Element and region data

....................

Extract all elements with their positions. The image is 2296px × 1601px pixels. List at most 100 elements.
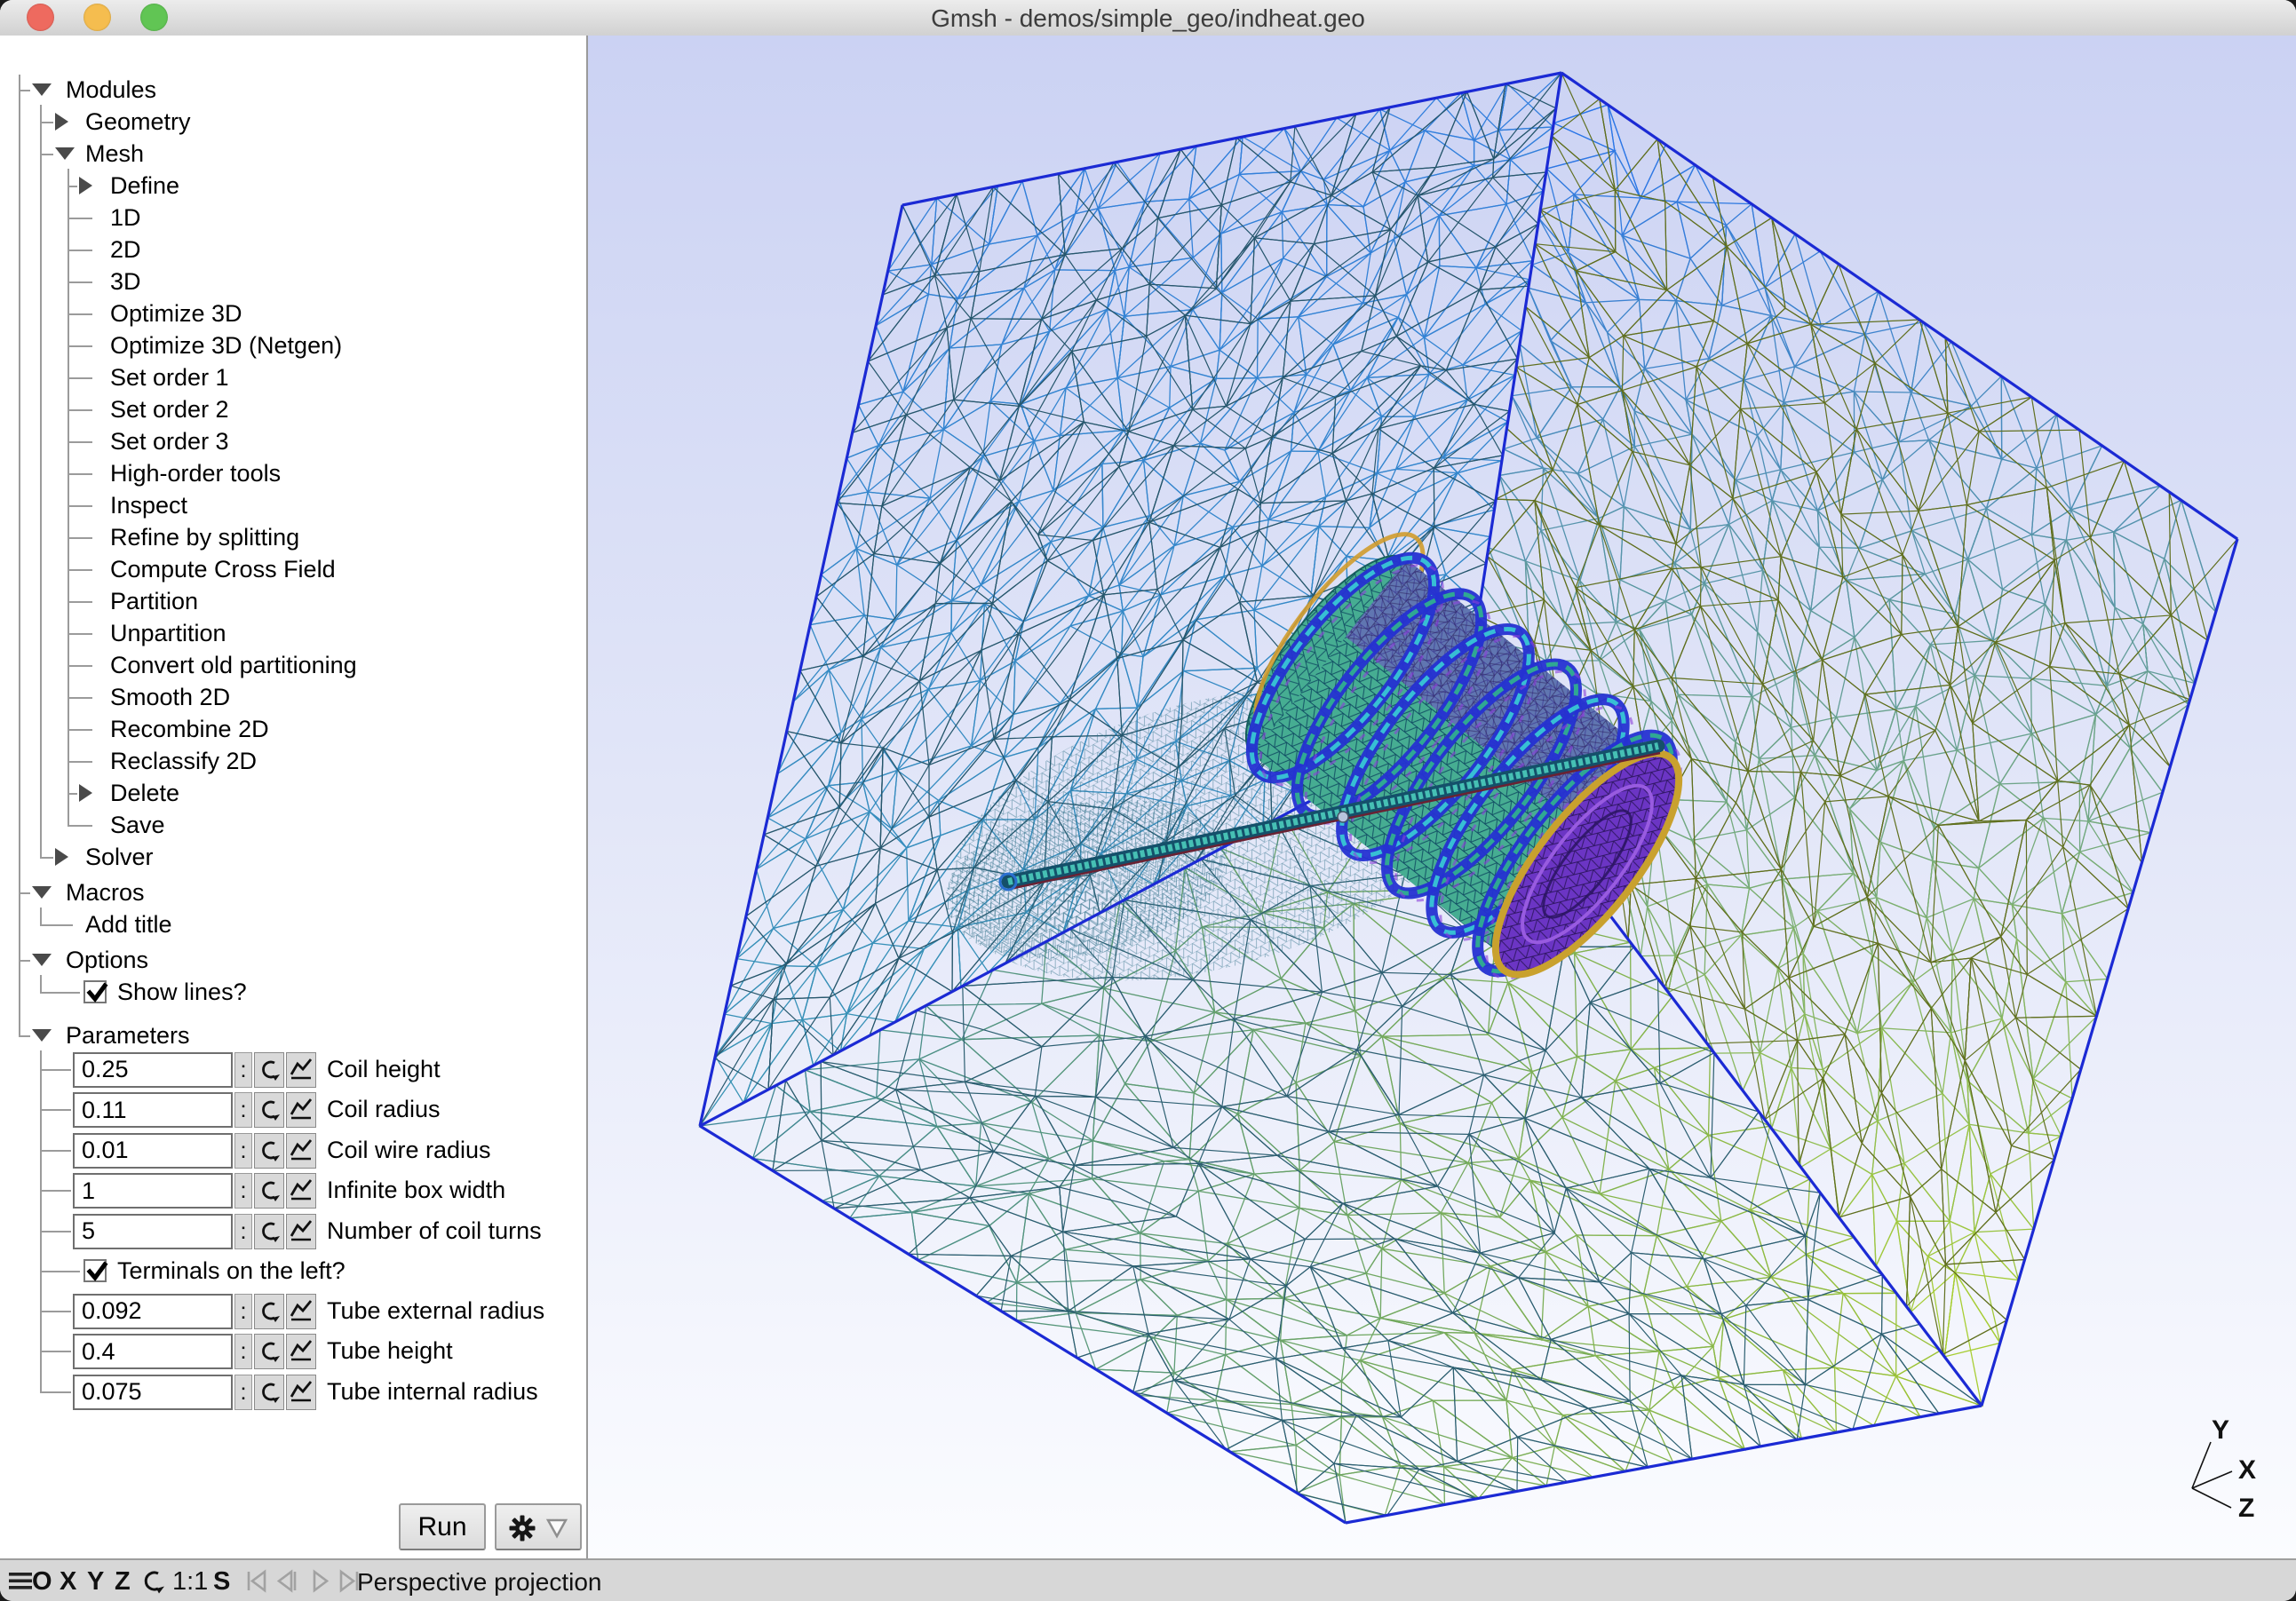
tree-connector	[40, 907, 42, 925]
tree-toggle-expanded[interactable]	[32, 954, 52, 966]
play-icon[interactable]	[306, 1566, 336, 1601]
tree-connector	[40, 1190, 71, 1192]
tree-item-label[interactable]: Optimize 3D	[110, 300, 242, 328]
tree-item-label[interactable]: Set order 3	[110, 428, 229, 456]
chart-icon[interactable]	[286, 1213, 316, 1249]
checkbox[interactable]	[83, 980, 108, 1003]
param-colon: :	[234, 1173, 252, 1209]
tree-item-label[interactable]: Convert old partitioning	[110, 652, 357, 679]
tree-item-label[interactable]: Add title	[85, 911, 172, 939]
refresh-icon[interactable]	[254, 1132, 284, 1169]
tree-item-label[interactable]: Solver	[85, 844, 154, 871]
param-input[interactable]	[73, 1051, 233, 1088]
param-input[interactable]	[73, 1334, 233, 1369]
refresh-icon[interactable]	[254, 1374, 284, 1410]
param-label: Coil radius	[327, 1096, 441, 1122]
tree-connector	[40, 1230, 71, 1232]
chart-icon[interactable]	[286, 1132, 316, 1169]
refresh-icon[interactable]	[254, 1293, 284, 1329]
tree-item-label[interactable]: Set order 2	[110, 396, 229, 424]
tree-toggle-collapsed[interactable]	[55, 113, 68, 131]
tree-item-label[interactable]: Recombine 2D	[110, 716, 269, 743]
hamburger-icon[interactable]	[7, 1566, 34, 1599]
tree-connector	[68, 537, 92, 539]
tree-item-label[interactable]: Modules	[66, 76, 156, 104]
tree-connector	[68, 697, 92, 699]
chart-icon[interactable]	[286, 1173, 316, 1209]
param-input[interactable]	[73, 1132, 233, 1169]
triangle-down-icon	[544, 1516, 569, 1548]
solver-options-button[interactable]	[495, 1503, 582, 1550]
tree-item-label[interactable]: Parameters	[66, 1022, 190, 1050]
tree-connector	[68, 569, 92, 571]
tree-connector	[68, 218, 92, 219]
tree-item-label[interactable]: Macros	[66, 879, 145, 907]
tree-item-label[interactable]: 1D	[110, 204, 141, 232]
checkbox-label[interactable]: Terminals on the left?	[117, 1257, 346, 1285]
checkbox-label[interactable]: Show lines?	[117, 979, 247, 1006]
tree-connector	[40, 1351, 71, 1352]
tree-item-label[interactable]: Refine by splitting	[110, 524, 299, 551]
refresh-icon[interactable]	[254, 1051, 284, 1088]
tree-item-label[interactable]: High-order tools	[110, 460, 281, 487]
chart-icon[interactable]	[286, 1293, 316, 1329]
refresh-icon[interactable]	[254, 1173, 284, 1209]
tree-item-label[interactable]: Reclassify 2D	[110, 748, 257, 775]
viewport-3d[interactable]: Y X Z	[588, 36, 2296, 1558]
scale-1-1-button[interactable]: 1:1	[172, 1567, 208, 1597]
tree-item-label[interactable]: Save	[110, 812, 165, 839]
tree-toggle-collapsed[interactable]	[55, 848, 68, 866]
tree-item-label[interactable]: Mesh	[85, 140, 144, 168]
tree-toggle-expanded[interactable]	[55, 147, 75, 160]
rotate-icon[interactable]	[139, 1566, 167, 1601]
tree-connector	[68, 313, 92, 315]
tree-item-label[interactable]: Options	[66, 947, 148, 974]
x-view-button[interactable]: X	[60, 1567, 76, 1597]
snap-button[interactable]: S	[213, 1567, 230, 1597]
tree-item-label[interactable]: Set order 1	[110, 364, 229, 392]
tree-connector	[40, 1050, 42, 1392]
tree-toggle-expanded[interactable]	[32, 886, 52, 899]
tree-toggle-collapsed[interactable]	[79, 177, 92, 194]
param-input[interactable]	[73, 1213, 233, 1249]
chart-icon[interactable]	[286, 1374, 316, 1410]
run-button[interactable]: Run	[399, 1503, 486, 1550]
skip-start-icon[interactable]	[242, 1566, 272, 1601]
tree-connector	[68, 601, 92, 603]
refresh-icon[interactable]	[254, 1213, 284, 1249]
tree-item-label[interactable]: Define	[110, 172, 179, 200]
origin-button[interactable]: O	[32, 1567, 52, 1597]
tree-item-label[interactable]: Unpartition	[110, 620, 226, 647]
refresh-icon[interactable]	[254, 1092, 284, 1128]
param-input[interactable]	[73, 1173, 233, 1209]
tree-toggle-expanded[interactable]	[32, 83, 52, 96]
param-input[interactable]	[73, 1374, 233, 1410]
tree-item-label[interactable]: Compute Cross Field	[110, 556, 336, 583]
param-input[interactable]	[73, 1293, 233, 1329]
param-input[interactable]	[73, 1092, 233, 1128]
param-label: Coil wire radius	[327, 1136, 491, 1163]
param-label: Tube height	[327, 1337, 453, 1364]
tree-item-label[interactable]: 3D	[110, 268, 141, 296]
tree-connector	[68, 186, 77, 187]
chart-icon[interactable]	[286, 1051, 316, 1088]
tree-item-label[interactable]: Optimize 3D (Netgen)	[110, 332, 342, 360]
step-back-icon[interactable]	[272, 1566, 302, 1601]
tree-item-label[interactable]: Geometry	[85, 108, 191, 136]
param-label: Infinite box width	[327, 1177, 506, 1203]
refresh-icon[interactable]	[254, 1334, 284, 1369]
y-view-button[interactable]: Y	[87, 1567, 104, 1597]
z-view-button[interactable]: Z	[115, 1567, 131, 1597]
tree-item-label[interactable]: Smooth 2D	[110, 684, 230, 711]
param-label: Coil height	[327, 1055, 441, 1082]
tree-item-label[interactable]: Partition	[110, 588, 198, 615]
tree-item-label[interactable]: 2D	[110, 236, 141, 264]
tree-toggle-collapsed[interactable]	[79, 784, 92, 802]
tree-item-label[interactable]: Inspect	[110, 492, 187, 519]
tree-toggle-expanded[interactable]	[32, 1028, 52, 1042]
chart-icon[interactable]	[286, 1092, 316, 1128]
tree-item-label[interactable]: Delete	[110, 780, 179, 807]
checkbox[interactable]	[83, 1259, 108, 1282]
tree-connector	[68, 729, 92, 731]
chart-icon[interactable]	[286, 1334, 316, 1369]
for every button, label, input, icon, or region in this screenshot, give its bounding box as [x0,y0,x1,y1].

....................

GIVEN REQUEST -> Copy every line of the items above word for word, omitting the pictures.

ANSWER TO THIS PROBLEM ->
Extract all elements with their positions. The image is 2296px × 1601px pixels. List at most 100 elements.
tree-connector	[40, 907, 42, 925]
tree-toggle-expanded[interactable]	[32, 954, 52, 966]
play-icon[interactable]	[306, 1566, 336, 1601]
tree-connector	[40, 1190, 71, 1192]
tree-item-label[interactable]: Optimize 3D	[110, 300, 242, 328]
tree-item-label[interactable]: Set order 3	[110, 428, 229, 456]
chart-icon[interactable]	[286, 1213, 316, 1249]
checkbox[interactable]	[83, 980, 108, 1003]
param-colon: :	[234, 1173, 252, 1209]
tree-item-label[interactable]: Convert old partitioning	[110, 652, 357, 679]
tree-item-label[interactable]: Add title	[85, 911, 172, 939]
refresh-icon[interactable]	[254, 1132, 284, 1169]
tree-item-label[interactable]: Solver	[85, 844, 154, 871]
param-input[interactable]	[73, 1051, 233, 1088]
param-input[interactable]	[73, 1334, 233, 1369]
refresh-icon[interactable]	[254, 1374, 284, 1410]
param-label: Coil radius	[327, 1096, 441, 1122]
tree-connector	[40, 1230, 71, 1232]
chart-icon[interactable]	[286, 1132, 316, 1169]
refresh-icon[interactable]	[254, 1293, 284, 1329]
tree-item-label[interactable]: Set order 2	[110, 396, 229, 424]
tree-toggle-collapsed[interactable]	[55, 113, 68, 131]
tree-item-label[interactable]: Recombine 2D	[110, 716, 269, 743]
hamburger-icon[interactable]	[7, 1566, 34, 1599]
tree-connector	[68, 537, 92, 539]
tree-item-label[interactable]: Modules	[66, 76, 156, 104]
tree-connector	[68, 697, 92, 699]
chart-icon[interactable]	[286, 1173, 316, 1209]
param-input[interactable]	[73, 1132, 233, 1169]
triangle-down-icon	[544, 1516, 569, 1548]
solver-options-button[interactable]	[495, 1503, 582, 1550]
tree-item-label[interactable]: Parameters	[66, 1022, 190, 1050]
tree-connector	[68, 569, 92, 571]
tree-connector	[68, 218, 92, 219]
tree-item-label[interactable]: Macros	[66, 879, 145, 907]
tree-item-label[interactable]: 1D	[110, 204, 141, 232]
checkbox-label[interactable]: Terminals on the left?	[117, 1257, 346, 1285]
checkbox-label[interactable]: Show lines?	[117, 979, 247, 1006]
tree-connector	[40, 1351, 71, 1352]
tree-item-label[interactable]: Refine by splitting	[110, 524, 299, 551]
refresh-icon[interactable]	[254, 1051, 284, 1088]
tree-item-label[interactable]: High-order tools	[110, 460, 281, 487]
chart-icon[interactable]	[286, 1293, 316, 1329]
refresh-icon[interactable]	[254, 1173, 284, 1209]
tree-item-label[interactable]: Reclassify 2D	[110, 748, 257, 775]
viewport-3d[interactable]: Y X Z	[588, 36, 2296, 1558]
scale-1-1-button[interactable]: 1:1	[172, 1567, 208, 1597]
tree-item-label[interactable]: Save	[110, 812, 165, 839]
tree-toggle-collapsed[interactable]	[55, 848, 68, 866]
tree-item-label[interactable]: Mesh	[85, 140, 144, 168]
tree-toggle-expanded[interactable]	[55, 147, 75, 160]
rotate-icon[interactable]	[139, 1566, 167, 1601]
tree-connector	[68, 313, 92, 315]
tree-item-label[interactable]: Options	[66, 947, 148, 974]
x-view-button[interactable]: X	[60, 1567, 76, 1597]
snap-button[interactable]: S	[213, 1567, 230, 1597]
tree-item-label[interactable]: Set order 1	[110, 364, 229, 392]
tree-connector	[40, 1050, 42, 1392]
tree-toggle-expanded[interactable]	[32, 886, 52, 899]
tree-toggle-collapsed[interactable]	[79, 177, 92, 194]
param-input[interactable]	[73, 1213, 233, 1249]
chart-icon[interactable]	[286, 1374, 316, 1410]
run-button[interactable]: Run	[399, 1503, 486, 1550]
skip-start-icon[interactable]	[242, 1566, 272, 1601]
tree-connector	[68, 601, 92, 603]
refresh-icon[interactable]	[254, 1213, 284, 1249]
tree-item-label[interactable]: Define	[110, 172, 179, 200]
origin-button[interactable]: O	[32, 1567, 52, 1597]
tree-item-label[interactable]: Unpartition	[110, 620, 226, 647]
refresh-icon[interactable]	[254, 1092, 284, 1128]
param-input[interactable]	[73, 1173, 233, 1209]
tree-toggle-expanded[interactable]	[32, 83, 52, 96]
param-input[interactable]	[73, 1374, 233, 1410]
tree-item-label[interactable]: Compute Cross Field	[110, 556, 336, 583]
param-input[interactable]	[73, 1293, 233, 1329]
param-input[interactable]	[73, 1092, 233, 1128]
param-label: Coil wire radius	[327, 1136, 491, 1163]
param-label: Tube height	[327, 1337, 453, 1364]
tree-item-label[interactable]: 3D	[110, 268, 141, 296]
tree-connector	[68, 186, 77, 187]
chart-icon[interactable]	[286, 1051, 316, 1088]
tree-item-label[interactable]: Optimize 3D (Netgen)	[110, 332, 342, 360]
step-back-icon[interactable]	[272, 1566, 302, 1601]
tree-item-label[interactable]: Geometry	[85, 108, 191, 136]
param-label: Infinite box width	[327, 1177, 506, 1203]
refresh-icon[interactable]	[254, 1334, 284, 1369]
y-view-button[interactable]: Y	[87, 1567, 104, 1597]
z-view-button[interactable]: Z	[115, 1567, 131, 1597]
tree-item-label[interactable]: Smooth 2D	[110, 684, 230, 711]
param-label: Coil height	[327, 1055, 441, 1082]
tree-item-label[interactable]: Partition	[110, 588, 198, 615]
tree-item-label[interactable]: 2D	[110, 236, 141, 264]
tree-toggle-collapsed[interactable]	[79, 784, 92, 802]
tree-item-label[interactable]: Inspect	[110, 492, 187, 519]
tree-toggle-expanded[interactable]	[32, 1028, 52, 1042]
chart-icon[interactable]	[286, 1092, 316, 1128]
tree-item-label[interactable]: Delete	[110, 780, 179, 807]
checkbox[interactable]	[83, 1259, 108, 1282]
tree-connector	[68, 729, 92, 731]
chart-icon[interactable]	[286, 1334, 316, 1369]
for every button, label, input, icon, or region in this screenshot, give its bounding box as [x0,y0,x1,y1].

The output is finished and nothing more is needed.